[Exercise] Copy all of the material word for word, except for the pictures.

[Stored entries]

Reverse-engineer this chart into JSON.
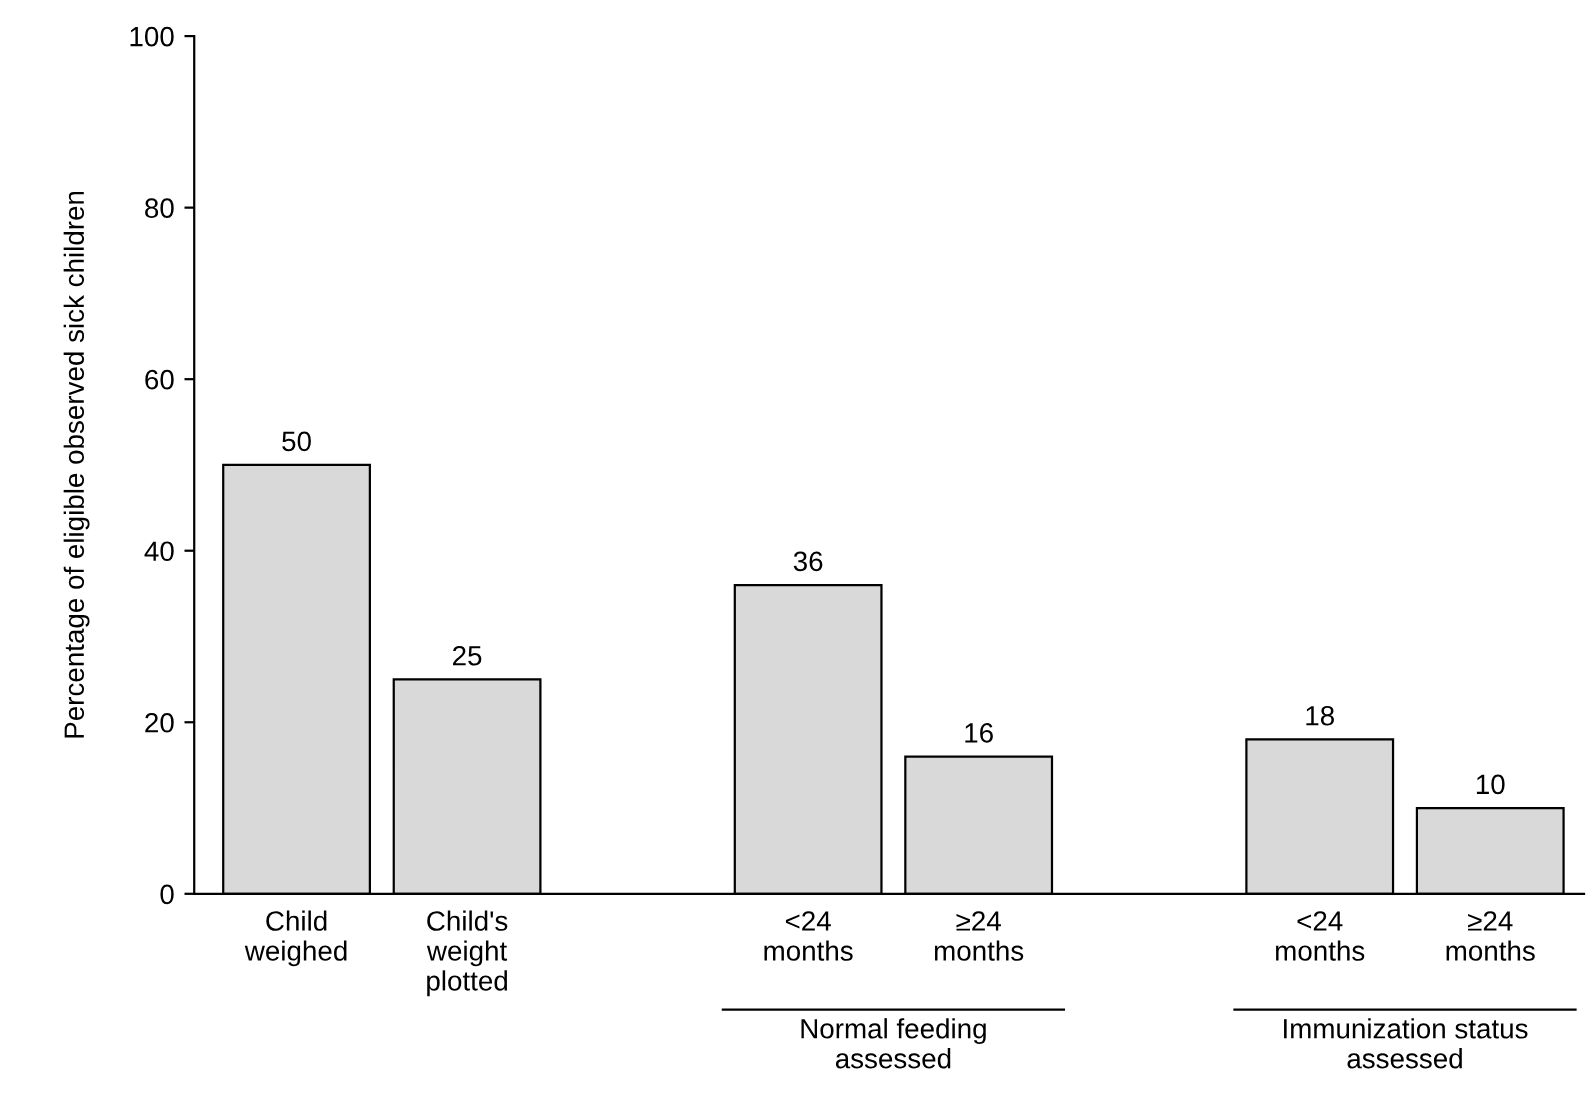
{
  "chart_data": {
    "type": "bar",
    "ylabel": "Percentage of eligible observed sick children",
    "categories": [
      "Child\nweighed",
      "Child's\nweight\nplotted",
      null,
      "<24\nmonths",
      "≥24\nmonths",
      null,
      "<24\nmonths",
      "≥24\nmonths"
    ],
    "values": [
      50,
      25,
      null,
      36,
      16,
      null,
      18,
      10
    ],
    "color": "#d9d9d9",
    "ylim": [
      0,
      100
    ],
    "yticks": [
      0,
      20,
      40,
      60,
      80,
      100
    ],
    "data_labels": true,
    "grid": false,
    "legend": false,
    "annotations": [
      "Normal feeding\nassessed",
      "Immunization status\nassessed"
    ]
  }
}
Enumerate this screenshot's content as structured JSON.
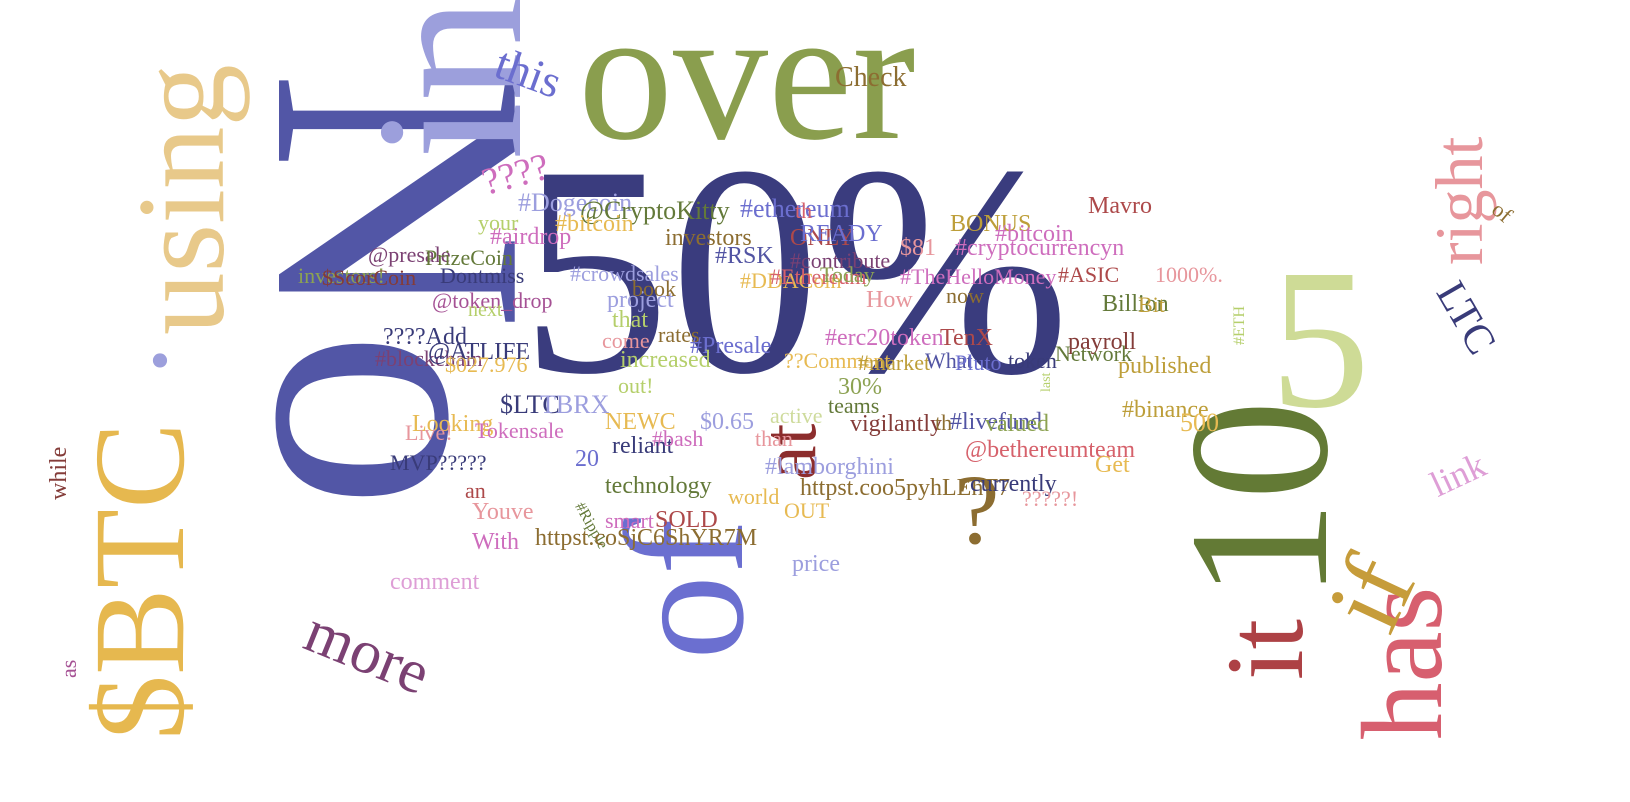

[Full response]
Reverse-engineer this chart into JSON.
{
  "chart_data": {
    "type": "bar",
    "ylabel": "Percentage of eligible observed sick children",
    "categories": [
      "Child\nweighed",
      "Child's\nweight\nplotted",
      null,
      "<24\nmonths",
      "≥24\nmonths",
      null,
      "<24\nmonths",
      "≥24\nmonths"
    ],
    "values": [
      50,
      25,
      null,
      36,
      16,
      null,
      18,
      10
    ],
    "color": "#d9d9d9",
    "ylim": [
      0,
      100
    ],
    "yticks": [
      0,
      20,
      40,
      60,
      80,
      100
    ],
    "data_labels": true,
    "grid": false,
    "legend": false,
    "annotations": [
      "Normal feeding\nassessed",
      "Immunization status\nassessed"
    ]
  }
}
Enumerate this screenshot's content as structured JSON.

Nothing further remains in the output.